→ TEXT TO READ

Re: contrib/tsearch

From: Oleg Bartunov <oleg(at)sai(dot)msu(dot)su>
To: Christopher Kings-Lynne <chriskl(at)familyhealth(dot)com(dot)au>
Cc: Hackers <pgsql-hackers(at)postgresql(dot)org>, Teodor Sigaev <teodor(at)stack(dot)net>
Subject: Re: contrib/tsearch
Date: 2002-09-06 10:41:01
Message-ID: Pine.GSO.4.44.0209061312560.13637-100000@ra.sai.msu.su
Views: Raw Message | Whole Thread | Download mbox | Resend email
Thread:
Lists: pgsql-hackers

On Fri, 6 Sep 2002, Christopher Kings-Lynne wrote:

> There also seems to be a more complete list of english stopwords here:
>
> http://www.dcs.gla.ac.uk/idom/ir_resources/linguistic_utils/

Chris, I think we have to separate stop word list from tsearch package and
supply just some defaults. The reason for this is to let user decide what is
a stop word - various domains should have different stop words.
This is how OpenFTS works.
Also, we probably need to let user decide when to check for stop word -
after or before stemming. I'm waiting for Martin's fix for english stemmerr
and probably we'll switch to use snowball one, which are more qualified.

Damn, we wanted to do these and much more a bit later because we're under
big pressure of our work. We'll see if we could manage our plans.

We certainly need developers to help us in full text searching,
ltree ( it has a chance to support XML ). Also we need to work
on adding concurrency support to GiST.

so, I couldn't promise we'll work on tsearch right now, but we provide
makedict.pl so you could build dictionary with custom list of stop words.
Did you try it ?

>
> However this list again does not include contractions. I can take this
> list, check it and submit it to you Oleg, but do you want me to add
> contractions?

→ DATASET EXCERPT
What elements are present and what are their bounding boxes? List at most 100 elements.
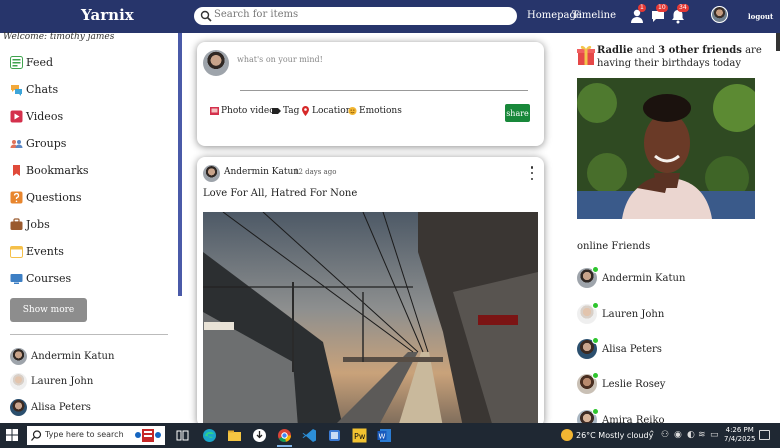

→ WRITTEN REQUEST 1
Answer these from the tsearch message:
(a) Whose fix for the English stemmer is the writer waiting for?
(b) What does the writer say ltree has a chance to support?
(c) What do they provide so a dictionary can be built with a custom list of stop words?
→ WRITTEN REQUEST 2
Print the part of the tsearch message starting at "Also, we probably" and ending at "support to GiST.".
The data has no connection to the tsearch message.

→ WRITTEN RESPONSE 1
(a) Martin's
(b) XML
(c) makedict.pl

→ WRITTEN RESPONSE 2
Also, we probably need to let user decide when to check for stop word -
after or before stemming. I'm waiting for Martin's fix for english stemmerr
and probably we'll switch to use snowball one, which are more qualified.

Damn, we wanted to do these and much more a bit later because we're under
big pressure of our work. We'll see if we could manage our plans.

We certainly need developers to help us in full text searching,
ltree ( it has a chance to support XML ). Also we need to work
on adding concurrency support to GiST.